### DATA SHOWN

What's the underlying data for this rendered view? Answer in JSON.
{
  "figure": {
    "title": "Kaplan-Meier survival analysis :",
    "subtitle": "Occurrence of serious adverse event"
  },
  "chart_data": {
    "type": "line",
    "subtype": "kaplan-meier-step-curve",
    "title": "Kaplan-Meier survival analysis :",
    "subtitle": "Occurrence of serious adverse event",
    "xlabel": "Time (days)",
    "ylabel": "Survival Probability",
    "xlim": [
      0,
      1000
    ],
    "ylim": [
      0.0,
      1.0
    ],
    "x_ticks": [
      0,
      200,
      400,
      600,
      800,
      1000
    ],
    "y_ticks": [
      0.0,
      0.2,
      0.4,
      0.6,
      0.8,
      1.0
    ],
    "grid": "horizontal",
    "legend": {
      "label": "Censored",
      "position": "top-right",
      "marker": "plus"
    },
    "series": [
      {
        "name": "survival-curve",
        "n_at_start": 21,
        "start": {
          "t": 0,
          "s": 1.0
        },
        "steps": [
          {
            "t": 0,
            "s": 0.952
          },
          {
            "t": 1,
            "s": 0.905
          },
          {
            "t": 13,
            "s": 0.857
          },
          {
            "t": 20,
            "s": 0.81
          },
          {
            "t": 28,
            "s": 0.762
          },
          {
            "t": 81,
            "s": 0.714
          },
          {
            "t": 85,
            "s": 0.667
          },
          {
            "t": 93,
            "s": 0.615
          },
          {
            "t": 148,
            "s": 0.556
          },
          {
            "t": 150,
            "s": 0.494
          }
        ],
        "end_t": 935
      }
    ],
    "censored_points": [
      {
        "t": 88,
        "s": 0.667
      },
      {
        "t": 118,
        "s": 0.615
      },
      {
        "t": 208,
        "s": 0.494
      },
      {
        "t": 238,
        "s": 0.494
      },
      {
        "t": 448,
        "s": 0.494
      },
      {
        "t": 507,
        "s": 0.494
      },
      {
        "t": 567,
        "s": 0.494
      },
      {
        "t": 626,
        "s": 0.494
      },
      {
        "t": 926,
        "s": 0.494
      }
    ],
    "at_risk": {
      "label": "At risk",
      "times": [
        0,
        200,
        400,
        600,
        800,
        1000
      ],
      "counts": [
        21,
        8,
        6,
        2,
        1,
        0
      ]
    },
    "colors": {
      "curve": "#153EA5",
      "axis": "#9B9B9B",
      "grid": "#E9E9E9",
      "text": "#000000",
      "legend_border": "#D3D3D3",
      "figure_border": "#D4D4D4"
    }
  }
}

### STATED EXERCISE
Restate the whole of the material exactly.

### RESPONSE TO THIS TASK
What's the underlying data for this rendered view? Answer in JSON.
{
  "figure": {
    "title": "Kaplan-Meier survival analysis :",
    "subtitle": "Occurrence of serious adverse event"
  },
  "chart_data": {
    "type": "line",
    "subtype": "kaplan-meier-step-curve",
    "title": "Kaplan-Meier survival analysis :",
    "subtitle": "Occurrence of serious adverse event",
    "xlabel": "Time (days)",
    "ylabel": "Survival Probability",
    "xlim": [
      0,
      1000
    ],
    "ylim": [
      0.0,
      1.0
    ],
    "x_ticks": [
      0,
      200,
      400,
      600,
      800,
      1000
    ],
    "y_ticks": [
      0.0,
      0.2,
      0.4,
      0.6,
      0.8,
      1.0
    ],
    "grid": "horizontal",
    "legend": {
      "label": "Censored",
      "position": "top-right",
      "marker": "plus"
    },
    "series": [
      {
        "name": "survival-curve",
        "n_at_start": 21,
        "start": {
          "t": 0,
          "s": 1.0
        },
        "steps": [
          {
            "t": 0,
            "s": 0.952
          },
          {
            "t": 1,
            "s": 0.905
          },
          {
            "t": 13,
            "s": 0.857
          },
          {
            "t": 20,
            "s": 0.81
          },
          {
            "t": 28,
            "s": 0.762
          },
          {
            "t": 81,
            "s": 0.714
          },
          {
            "t": 85,
            "s": 0.667
          },
          {
            "t": 93,
            "s": 0.615
          },
          {
            "t": 148,
            "s": 0.556
          },
          {
            "t": 150,
            "s": 0.494
          }
        ],
        "end_t": 935
      }
    ],
    "censored_points": [
      {
        "t": 88,
        "s": 0.667
      },
      {
        "t": 118,
        "s": 0.615
      },
      {
        "t": 208,
        "s": 0.494
      },
      {
        "t": 238,
        "s": 0.494
      },
      {
        "t": 448,
        "s": 0.494
      },
      {
        "t": 507,
        "s": 0.494
      },
      {
        "t": 567,
        "s": 0.494
      },
      {
        "t": 626,
        "s": 0.494
      },
      {
        "t": 926,
        "s": 0.494
      }
    ],
    "at_risk": {
      "label": "At risk",
      "times": [
        0,
        200,
        400,
        600,
        800,
        1000
      ],
      "counts": [
        21,
        8,
        6,
        2,
        1,
        0
      ]
    },
    "colors": {
      "curve": "#153EA5",
      "axis": "#9B9B9B",
      "grid": "#E9E9E9",
      "text": "#000000",
      "legend_border": "#D3D3D3",
      "figure_border": "#D4D4D4"
    }
  }
}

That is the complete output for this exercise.